Written request: Pick up the forum thread below on starship size and to-hit penalties in Rogue Trader, and keep it going from its last line.

-- START Provided text --

Ship Size in Combat

By hereth37, in Rogue Trader Gamemasters

I'm making some ships for xenos races and instead of making them insanely big with hundreds of thousands of crew I took more to Star Wars. Thus I have some hard hitting small ships. To make it fair and so they aren't immediately blown out of the void I've taken to using size like for the ground battles so it's harder to hit them.

I was wondering if anyone had made similar rules that I could steal from :P

for example: I have a ship -20 to hit on a ship approx 1/4 the size of an imperial frigate

On ‎08‎/‎09‎/‎2017 at 3:50 AM, hereth37 said:

I'm making some ships for xenos races and instead of making them insanely big with hundreds of thousands of crew I took more to Star Wars.

In fairness, this is kind of a default part of the 40k setting; a warp capable starship is almost invariably star-destroyer-sized or bigger.

On ‎08‎/‎09‎/‎2017 at 3:50 AM, hereth37 said:

Thus I have some hard hitting small ships. To make it fair and so they aren't immediately blown out of the void I've taken to using size like for the ground battles so it's harder to hit them.

A ship 1/4 the length of an Imperial Frigate would be...what? about 300, 400 metres long?

I wouldn't necessarily give them a size-based penalty to hit: if you can hit a Viper-class Sloop (950m long) as easily as a Repulsive-class Grand Cruiser (7,400m long), then clearly the static size of the target isn't a determining factor in accuracy in void war (which, given that you are aiming for a 'bulls-eye' a couple of square kilometres in size several tens of thousands of kilometres away, is kind of obvious in hindsight)

However, your little super-gunboats are presumably very, very manoeuvrable. What I would do is focus on evasive maneuvers:

By default:

Evasive Maneuvers: -10 maneuver test. For every degree of success, enemies suffer -10 penalty to BS tests to hit. Evading ship suffers same penalty

Make Evasive Manveuvers something your gunships can do as a 'free manoeuvre' (make it a special property of either the hull or the plasma drive), and limit or reduce the penalty to its own shooting.

-- END Provided text --
-- START Data --

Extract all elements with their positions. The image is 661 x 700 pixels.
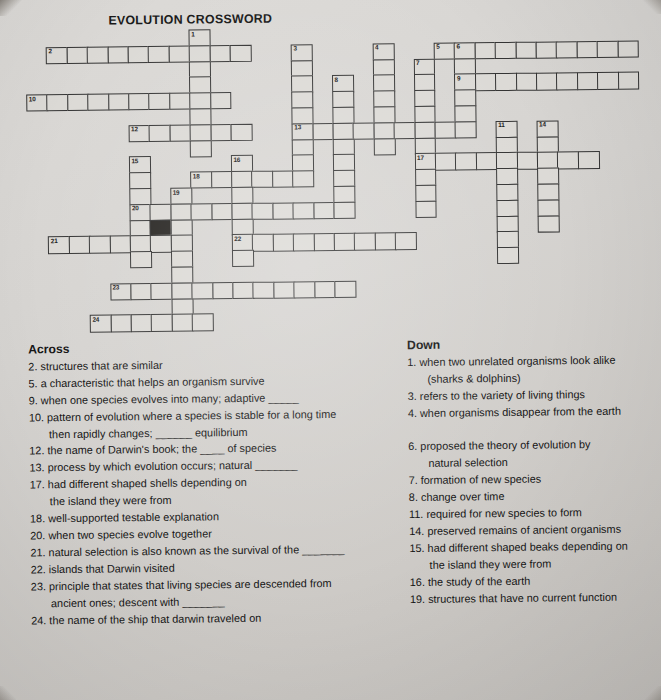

-- END Data --

Exercise output:
Oh - one counter-comment: Said ships are going to be relatively weakly armed (because it physically won't have the space to carry all-up warship macrobatteries beyond maybe a couple of mounts (say, 1 strength 1 or strength 2 battery), but also weakly armoured. Obviously the basic rules account for this, but you might also consider making them vulnerable to turret fire at closer range; a ship that small is not going to be enormously more heavily armoured than a Starhawk Bomber, so sufficient defensive fire might actually cause the odd point of damage...

18 hours ago, Magnus Grendel said:

clearly the static size of the target isn't a determining factor in accuracy in void war (which, given that you are aiming for a 'bulls-eye' a couple of square kilometres in size several tens of thousands of kilometres away, is kind of obvious in hindsight)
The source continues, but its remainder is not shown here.